(Saved data entries)
[start]

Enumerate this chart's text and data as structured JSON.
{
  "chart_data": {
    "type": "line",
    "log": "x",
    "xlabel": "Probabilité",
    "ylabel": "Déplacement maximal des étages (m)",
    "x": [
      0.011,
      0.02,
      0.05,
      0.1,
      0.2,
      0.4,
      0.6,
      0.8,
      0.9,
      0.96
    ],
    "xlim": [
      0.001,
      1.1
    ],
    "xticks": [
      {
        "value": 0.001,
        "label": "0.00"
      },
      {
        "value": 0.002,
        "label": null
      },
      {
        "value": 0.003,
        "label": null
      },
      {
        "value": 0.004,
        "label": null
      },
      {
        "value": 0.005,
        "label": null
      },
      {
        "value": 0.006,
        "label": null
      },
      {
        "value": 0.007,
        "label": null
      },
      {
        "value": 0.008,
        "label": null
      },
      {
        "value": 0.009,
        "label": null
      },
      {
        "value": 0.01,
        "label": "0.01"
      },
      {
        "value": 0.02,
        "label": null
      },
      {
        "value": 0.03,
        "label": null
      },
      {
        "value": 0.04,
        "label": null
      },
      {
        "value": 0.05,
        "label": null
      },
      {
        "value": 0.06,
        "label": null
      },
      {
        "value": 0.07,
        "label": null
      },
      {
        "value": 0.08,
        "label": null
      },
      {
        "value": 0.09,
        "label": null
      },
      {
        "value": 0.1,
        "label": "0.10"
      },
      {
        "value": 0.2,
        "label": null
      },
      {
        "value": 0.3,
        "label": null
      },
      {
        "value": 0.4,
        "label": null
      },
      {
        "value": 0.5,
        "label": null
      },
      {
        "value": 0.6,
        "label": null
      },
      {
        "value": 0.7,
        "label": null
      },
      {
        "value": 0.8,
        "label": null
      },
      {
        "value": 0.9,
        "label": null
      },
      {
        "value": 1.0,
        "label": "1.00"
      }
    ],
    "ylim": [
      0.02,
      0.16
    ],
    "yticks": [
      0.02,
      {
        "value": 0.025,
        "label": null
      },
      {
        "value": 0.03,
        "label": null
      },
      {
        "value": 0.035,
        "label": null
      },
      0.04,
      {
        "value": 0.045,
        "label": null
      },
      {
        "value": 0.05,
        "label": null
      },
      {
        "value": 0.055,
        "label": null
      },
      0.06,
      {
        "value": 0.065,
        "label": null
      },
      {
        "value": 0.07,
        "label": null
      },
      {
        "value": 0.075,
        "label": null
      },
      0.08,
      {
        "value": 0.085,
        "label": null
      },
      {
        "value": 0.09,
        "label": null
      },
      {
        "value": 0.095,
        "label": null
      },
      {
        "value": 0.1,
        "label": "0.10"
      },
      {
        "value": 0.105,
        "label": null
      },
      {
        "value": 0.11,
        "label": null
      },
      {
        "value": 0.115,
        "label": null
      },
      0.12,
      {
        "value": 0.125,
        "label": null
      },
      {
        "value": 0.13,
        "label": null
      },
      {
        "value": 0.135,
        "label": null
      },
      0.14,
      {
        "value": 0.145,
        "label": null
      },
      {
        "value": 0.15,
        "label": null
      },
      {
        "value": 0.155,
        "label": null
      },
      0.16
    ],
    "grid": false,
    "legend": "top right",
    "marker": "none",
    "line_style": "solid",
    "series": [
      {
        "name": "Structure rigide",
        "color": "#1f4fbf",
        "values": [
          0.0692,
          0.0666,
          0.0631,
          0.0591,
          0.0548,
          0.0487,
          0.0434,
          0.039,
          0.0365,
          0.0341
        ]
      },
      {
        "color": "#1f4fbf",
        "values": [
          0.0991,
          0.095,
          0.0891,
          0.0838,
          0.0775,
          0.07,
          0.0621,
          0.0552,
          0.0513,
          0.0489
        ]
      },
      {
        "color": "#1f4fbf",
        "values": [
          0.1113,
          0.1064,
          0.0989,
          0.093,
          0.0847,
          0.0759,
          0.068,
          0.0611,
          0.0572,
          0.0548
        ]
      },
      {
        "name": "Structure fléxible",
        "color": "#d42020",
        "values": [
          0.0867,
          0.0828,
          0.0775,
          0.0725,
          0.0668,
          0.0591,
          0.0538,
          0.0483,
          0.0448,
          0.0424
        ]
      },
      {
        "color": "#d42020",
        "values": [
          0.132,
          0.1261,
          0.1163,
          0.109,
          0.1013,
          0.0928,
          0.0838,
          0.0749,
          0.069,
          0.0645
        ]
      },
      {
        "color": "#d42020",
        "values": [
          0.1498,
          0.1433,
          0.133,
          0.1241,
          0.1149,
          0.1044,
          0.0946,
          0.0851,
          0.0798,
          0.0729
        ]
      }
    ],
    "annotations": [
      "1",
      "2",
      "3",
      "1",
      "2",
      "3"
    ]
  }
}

[end]

*What to produce*.
From the records above, extract everything verbatim.

*Reply to the exercise*.
Enumerate this chart's text and data as structured JSON.
{
  "chart_data": {
    "type": "line",
    "log": "x",
    "xlabel": "Probabilité",
    "ylabel": "Déplacement maximal des étages (m)",
    "x": [
      0.011,
      0.02,
      0.05,
      0.1,
      0.2,
      0.4,
      0.6,
      0.8,
      0.9,
      0.96
    ],
    "xlim": [
      0.001,
      1.1
    ],
    "xticks": [
      {
        "value": 0.001,
        "label": "0.00"
      },
      {
        "value": 0.002,
        "label": null
      },
      {
        "value": 0.003,
        "label": null
      },
      {
        "value": 0.004,
        "label": null
      },
      {
        "value": 0.005,
        "label": null
      },
      {
        "value": 0.006,
        "label": null
      },
      {
        "value": 0.007,
        "label": null
      },
      {
        "value": 0.008,
        "label": null
      },
      {
        "value": 0.009,
        "label": null
      },
      {
        "value": 0.01,
        "label": "0.01"
      },
      {
        "value": 0.02,
        "label": null
      },
      {
        "value": 0.03,
        "label": null
      },
      {
        "value": 0.04,
        "label": null
      },
      {
        "value": 0.05,
        "label": null
      },
      {
        "value": 0.06,
        "label": null
      },
      {
        "value": 0.07,
        "label": null
      },
      {
        "value": 0.08,
        "label": null
      },
      {
        "value": 0.09,
        "label": null
      },
      {
        "value": 0.1,
        "label": "0.10"
      },
      {
        "value": 0.2,
        "label": null
      },
      {
        "value": 0.3,
        "label": null
      },
      {
        "value": 0.4,
        "label": null
      },
      {
        "value": 0.5,
        "label": null
      },
      {
        "value": 0.6,
        "label": null
      },
      {
        "value": 0.7,
        "label": null
      },
      {
        "value": 0.8,
        "label": null
      },
      {
        "value": 0.9,
        "label": null
      },
      {
        "value": 1.0,
        "label": "1.00"
      }
    ],
    "ylim": [
      0.02,
      0.16
    ],
    "yticks": [
      0.02,
      {
        "value": 0.025,
        "label": null
      },
      {
        "value": 0.03,
        "label": null
      },
      {
        "value": 0.035,
        "label": null
      },
      0.04,
      {
        "value": 0.045,
        "label": null
      },
      {
        "value": 0.05,
        "label": null
      },
      {
        "value": 0.055,
        "label": null
      },
      0.06,
      {
        "value": 0.065,
        "label": null
      },
      {
        "value": 0.07,
        "label": null
      },
      {
        "value": 0.075,
        "label": null
      },
      0.08,
      {
        "value": 0.085,
        "label": null
      },
      {
        "value": 0.09,
        "label": null
      },
      {
        "value": 0.095,
        "label": null
      },
      {
        "value": 0.1,
        "label": "0.10"
      },
      {
        "value": 0.105,
        "label": null
      },
      {
        "value": 0.11,
        "label": null
      },
      {
        "value": 0.115,
        "label": null
      },
      0.12,
      {
        "value": 0.125,
        "label": null
      },
      {
        "value": 0.13,
        "label": null
      },
      {
        "value": 0.135,
        "label": null
      },
      0.14,
      {
        "value": 0.145,
        "label": null
      },
      {
        "value": 0.15,
        "label": null
      },
      {
        "value": 0.155,
        "label": null
      },
      0.16
    ],
    "grid": false,
    "legend": "top right",
    "marker": "none",
    "line_style": "solid",
    "series": [
      {
        "name": "Structure rigide",
        "color": "#1f4fbf",
        "values": [
          0.0692,
          0.0666,
          0.0631,
          0.0591,
          0.0548,
          0.0487,
          0.0434,
          0.039,
          0.0365,
          0.0341
        ]
      },
      {
        "color": "#1f4fbf",
        "values": [
          0.0991,
          0.095,
          0.0891,
          0.0838,
          0.0775,
          0.07,
          0.0621,
          0.0552,
          0.0513,
          0.0489
        ]
      },
      {
        "color": "#1f4fbf",
        "values": [
          0.1113,
          0.1064,
          0.0989,
          0.093,
          0.0847,
          0.0759,
          0.068,
          0.0611,
          0.0572,
          0.0548
        ]
      },
      {
        "name": "Structure fléxible",
        "color": "#d42020",
        "values": [
          0.0867,
          0.0828,
          0.0775,
          0.0725,
          0.0668,
          0.0591,
          0.0538,
          0.0483,
          0.0448,
          0.0424
        ]
      },
      {
        "color": "#d42020",
        "values": [
          0.132,
          0.1261,
          0.1163,
          0.109,
          0.1013,
          0.0928,
          0.0838,
          0.0749,
          0.069,
          0.0645
        ]
      },
      {
        "color": "#d42020",
        "values": [
          0.1498,
          0.1433,
          0.133,
          0.1241,
          0.1149,
          0.1044,
          0.0946,
          0.0851,
          0.0798,
          0.0729
        ]
      }
    ],
    "annotations": [
      "1",
      "2",
      "3",
      "1",
      "2",
      "3"
    ]
  }
}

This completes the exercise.